Task statement
Extract every line starting at the line that contains "What text is on this page?" and ending with the final line of the data, inclusive; give only those lines, word for word.

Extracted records
::::::
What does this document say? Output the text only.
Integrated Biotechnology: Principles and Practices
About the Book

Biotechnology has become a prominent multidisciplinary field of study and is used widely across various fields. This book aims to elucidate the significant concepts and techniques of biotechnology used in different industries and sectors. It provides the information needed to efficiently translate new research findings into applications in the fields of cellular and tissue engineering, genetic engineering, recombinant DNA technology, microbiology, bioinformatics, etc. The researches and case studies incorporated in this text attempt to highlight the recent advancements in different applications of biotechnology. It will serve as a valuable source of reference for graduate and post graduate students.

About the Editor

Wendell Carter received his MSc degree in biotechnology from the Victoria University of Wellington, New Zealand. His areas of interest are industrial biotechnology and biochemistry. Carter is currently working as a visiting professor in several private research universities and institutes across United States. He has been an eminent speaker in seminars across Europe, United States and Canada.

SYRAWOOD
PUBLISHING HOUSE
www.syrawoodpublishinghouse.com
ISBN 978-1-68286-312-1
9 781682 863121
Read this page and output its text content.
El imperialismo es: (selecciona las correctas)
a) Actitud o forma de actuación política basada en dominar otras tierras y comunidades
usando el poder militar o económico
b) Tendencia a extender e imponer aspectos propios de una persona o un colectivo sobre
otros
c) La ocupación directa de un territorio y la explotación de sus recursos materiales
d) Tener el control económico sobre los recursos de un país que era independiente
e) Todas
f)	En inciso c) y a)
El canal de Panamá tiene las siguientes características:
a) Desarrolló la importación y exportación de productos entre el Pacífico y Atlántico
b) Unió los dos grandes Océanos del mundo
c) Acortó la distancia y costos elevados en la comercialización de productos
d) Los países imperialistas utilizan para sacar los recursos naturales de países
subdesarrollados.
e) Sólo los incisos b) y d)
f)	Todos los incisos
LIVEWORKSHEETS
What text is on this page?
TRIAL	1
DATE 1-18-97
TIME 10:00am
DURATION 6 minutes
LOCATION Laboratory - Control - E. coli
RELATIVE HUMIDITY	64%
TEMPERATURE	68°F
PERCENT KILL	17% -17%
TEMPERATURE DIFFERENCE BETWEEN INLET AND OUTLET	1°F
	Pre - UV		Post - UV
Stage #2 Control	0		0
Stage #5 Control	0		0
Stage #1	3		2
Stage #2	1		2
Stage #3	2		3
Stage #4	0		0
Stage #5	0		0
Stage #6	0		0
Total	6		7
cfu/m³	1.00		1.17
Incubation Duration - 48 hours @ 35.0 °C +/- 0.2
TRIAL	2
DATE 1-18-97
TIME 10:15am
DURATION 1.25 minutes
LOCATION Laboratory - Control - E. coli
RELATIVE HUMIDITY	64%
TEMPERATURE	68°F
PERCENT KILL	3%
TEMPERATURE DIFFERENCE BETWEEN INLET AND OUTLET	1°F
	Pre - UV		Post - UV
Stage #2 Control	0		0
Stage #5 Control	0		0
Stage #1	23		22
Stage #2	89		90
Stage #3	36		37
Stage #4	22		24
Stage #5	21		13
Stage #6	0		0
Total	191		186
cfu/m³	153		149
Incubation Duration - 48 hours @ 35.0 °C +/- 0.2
::::::
Result
What text is on this page?
TRIAL	1
DATE 1-18-97
TIME 10:00am
DURATION 6 minutes
LOCATION Laboratory - Control - E. coli
RELATIVE HUMIDITY	64%
TEMPERATURE	68°F
PERCENT KILL	17% -17%
TEMPERATURE DIFFERENCE BETWEEN INLET AND OUTLET	1°F
	Pre - UV		Post - UV
Stage #2 Control	0		0
Stage #5 Control	0		0
Stage #1	3		2
Stage #2	1		2
Stage #3	2		3
Stage #4	0		0
Stage #5	0		0
Stage #6	0		0
Total	6		7
cfu/m³	1.00		1.17
Incubation Duration - 48 hours @ 35.0 °C +/- 0.2
TRIAL	2
DATE 1-18-97
TIME 10:15am
DURATION 1.25 minutes
LOCATION Laboratory - Control - E. coli
RELATIVE HUMIDITY	64%
TEMPERATURE	68°F
PERCENT KILL	3%
TEMPERATURE DIFFERENCE BETWEEN INLET AND OUTLET	1°F
	Pre - UV		Post - UV
Stage #2 Control	0		0
Stage #5 Control	0		0
Stage #1	23		22
Stage #2	89		90
Stage #3	36		37
Stage #4	22		24
Stage #5	21		13
Stage #6	0		0
Total	191		186
cfu/m³	153		149
Incubation Duration - 48 hours @ 35.0 °C +/- 0.2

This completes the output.